*Written instruction:* Each line that holds the word "this" counts once. Give the total number of such lines and nothing else.
━━━ Extracted information ━━━
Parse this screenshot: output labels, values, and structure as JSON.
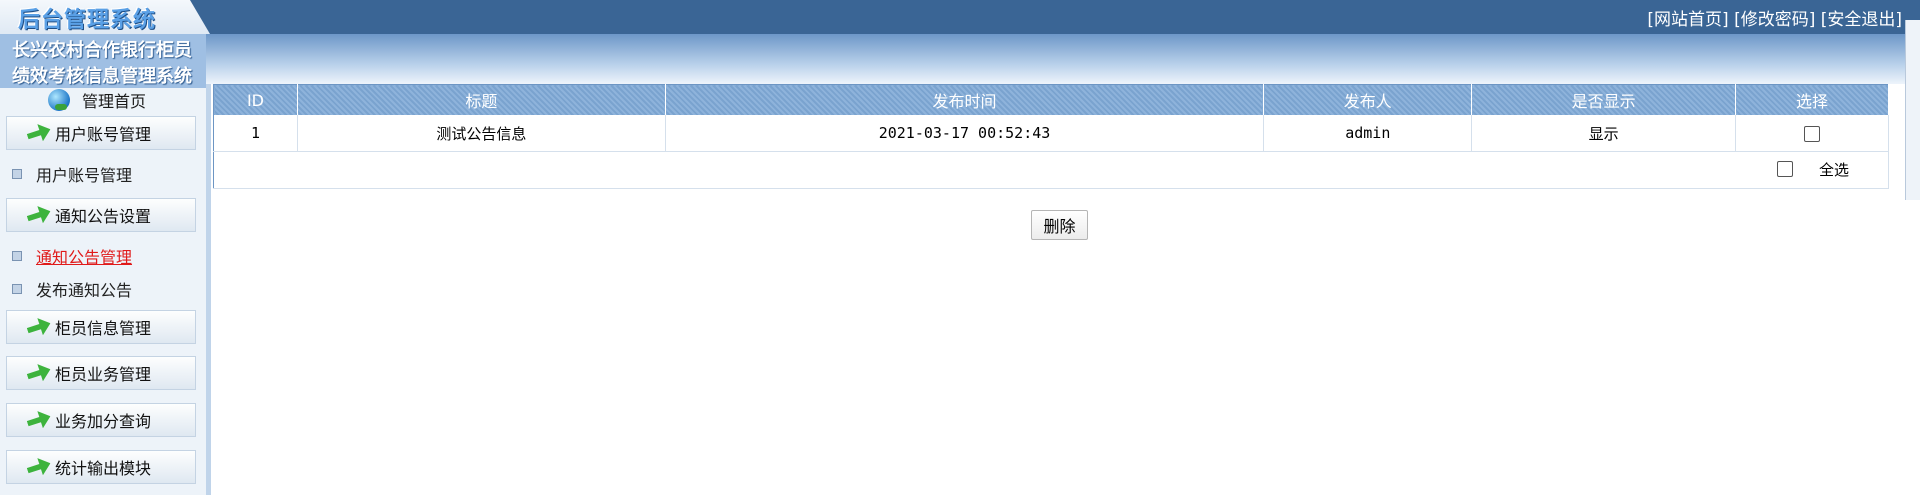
{
  "header": {
    "logo_text": "后台管理系统",
    "links": [
      "[网站首页]",
      "[修改密码]",
      "[安全退出]"
    ]
  },
  "sidebar": {
    "system_title_line1": "长兴农村合作银行柜员",
    "system_title_line2": "绩效考核信息管理系统",
    "home_label": "管理首页",
    "groups": [
      {
        "label": "用户账号管理",
        "items": [
          {
            "label": "用户账号管理",
            "active": false
          }
        ]
      },
      {
        "label": "通知公告设置",
        "items": [
          {
            "label": "通知公告管理",
            "active": true
          },
          {
            "label": "发布通知公告",
            "active": false
          }
        ]
      },
      {
        "label": "柜员信息管理",
        "items": []
      },
      {
        "label": "柜员业务管理",
        "items": []
      },
      {
        "label": "业务加分查询",
        "items": []
      },
      {
        "label": "统计输出模块",
        "items": []
      }
    ]
  },
  "table": {
    "columns": [
      "ID",
      "标题",
      "发布时间",
      "发布人",
      "是否显示",
      "选择"
    ],
    "rows": [
      [
        "1",
        "测试公告信息",
        "2021-03-17 00:52:43",
        "admin",
        "显示"
      ]
    ],
    "select_all_label": "全选"
  },
  "actions": {
    "delete_label": "删除"
  },
  "colors": {
    "topbar": "#3a6595",
    "table_header": "#7aa3cf",
    "active_link": "#e01a1a"
  }
}
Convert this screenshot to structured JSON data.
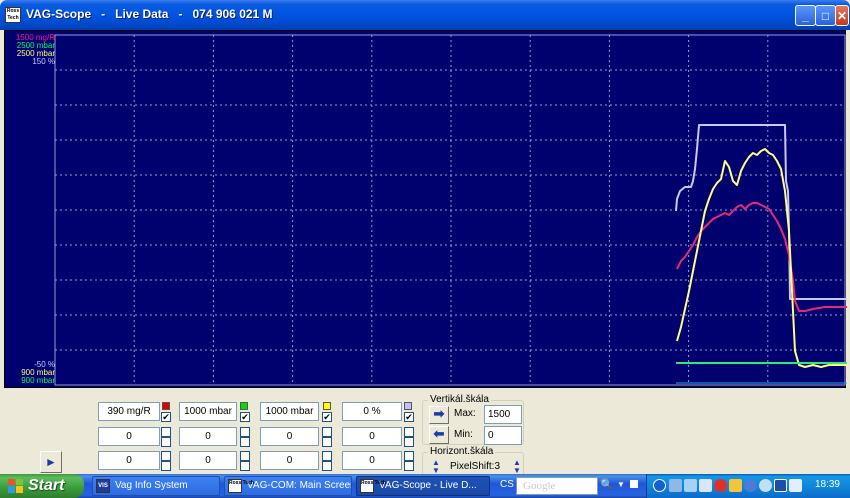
{
  "window": {
    "title": "VAG-Scope   -   Live Data   -   074 906 021 M",
    "app_icon_text": "Ross Tech",
    "buttons": {
      "minimize": "_",
      "maximize": "□",
      "close": "✕"
    }
  },
  "scope": {
    "top_labels": [
      {
        "text": "1500 mg/R",
        "color": "#FF1493"
      },
      {
        "text": "2500 mbar",
        "color": "#00FF66"
      },
      {
        "text": "2500 mbar",
        "color": "#FFFF80"
      },
      {
        "text": "150 %",
        "color": "#C8C8FF"
      }
    ],
    "bottom_labels": [
      {
        "text": "-50 %",
        "color": "#C8C8FF"
      },
      {
        "text": "900 mbar",
        "color": "#FFFF80"
      },
      {
        "text": "900 mbar",
        "color": "#00FF66"
      }
    ],
    "colors": {
      "background": "#00006E",
      "grid": "#9B9BD0",
      "mg_r": "#E8287A",
      "boost_green": "#2EE87A",
      "boost_yellow": "#FFFF80",
      "percent": "#C8C8F0",
      "baseline": "#19B4E0"
    }
  },
  "channels": {
    "row1": [
      {
        "value": "390 mg/R",
        "swatch": "#E00000",
        "checked": "✔"
      },
      {
        "value": "1000 mbar",
        "swatch": "#00E000",
        "checked": "✔"
      },
      {
        "value": "1000 mbar",
        "swatch": "#FFFF00",
        "checked": "✔"
      },
      {
        "value": "0 %",
        "swatch": "#C0C0FF",
        "checked": "✔"
      }
    ],
    "row2": [
      "0",
      "0",
      "0",
      "0"
    ],
    "row3": [
      "0",
      "0",
      "0",
      "0"
    ]
  },
  "vertical_scale": {
    "title": "Vertikál.škála",
    "max_label": "Max:",
    "max_value": "1500",
    "min_label": "Min:",
    "min_value": "0"
  },
  "horizontal_scale": {
    "title": "Horizont.škála",
    "pixelshift": "PixelShift:3"
  },
  "taskbar": {
    "start": "Start",
    "items": [
      {
        "label": "Vag Info System",
        "icon": "VIS"
      },
      {
        "label": "VAG-COM: Main Screen",
        "icon": "Ross Tech"
      },
      {
        "label": "VAG-Scope  -  Live D...",
        "icon": "Ross Tech"
      }
    ],
    "cs_label": "CS",
    "search_placeholder": "Google",
    "clock": "18:39"
  }
}
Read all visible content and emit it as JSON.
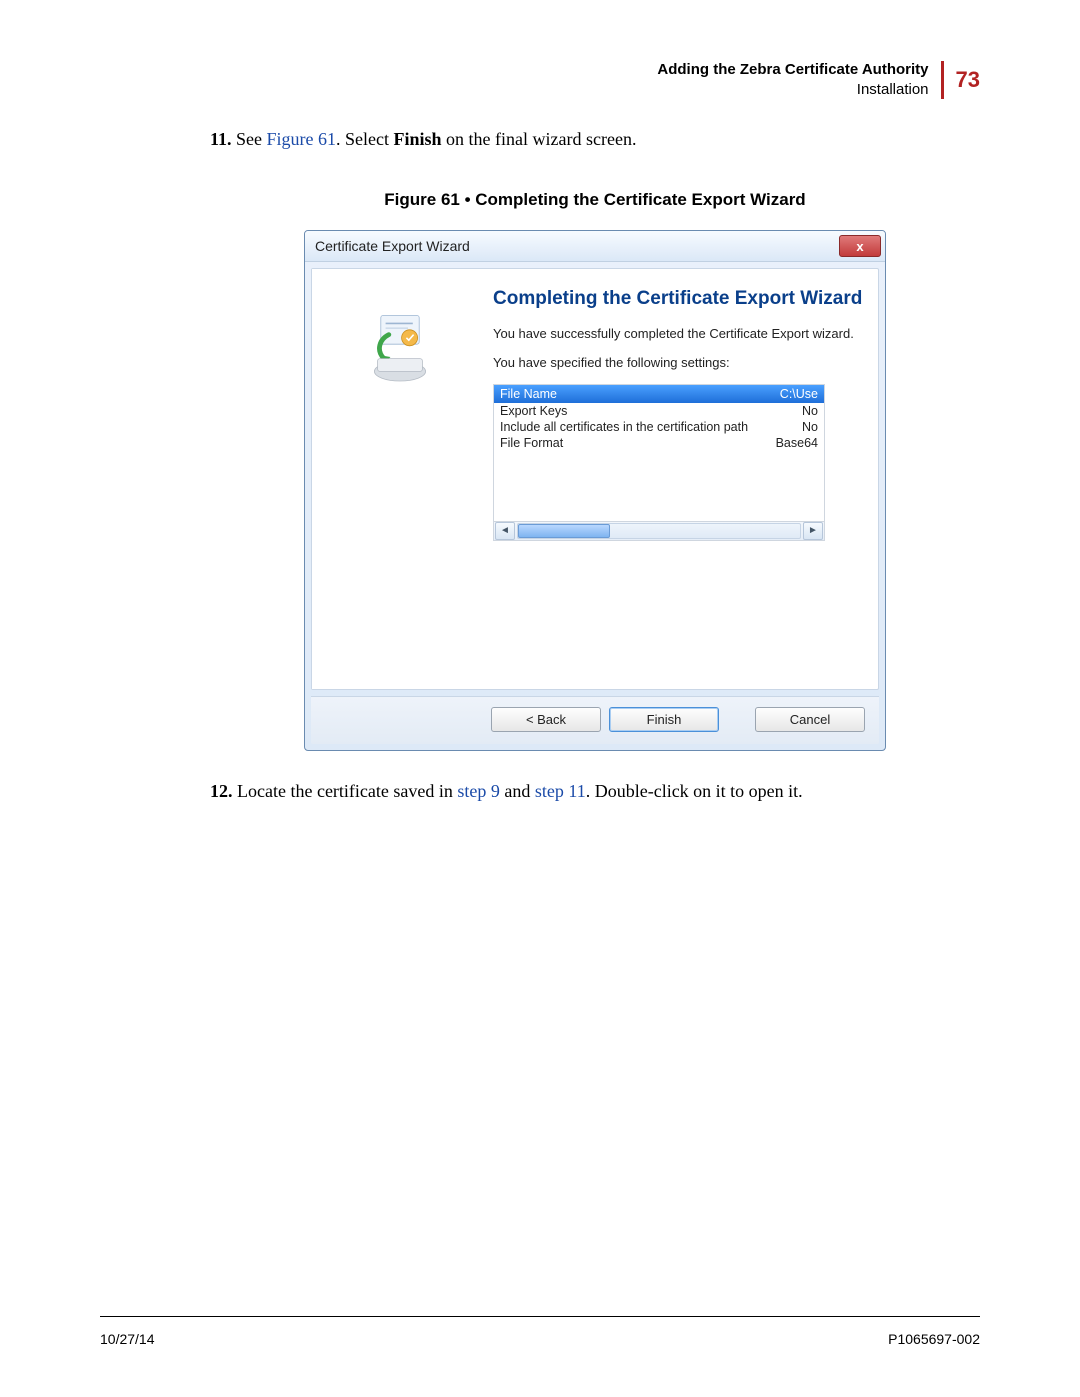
━━━
*Exercise solution:* 2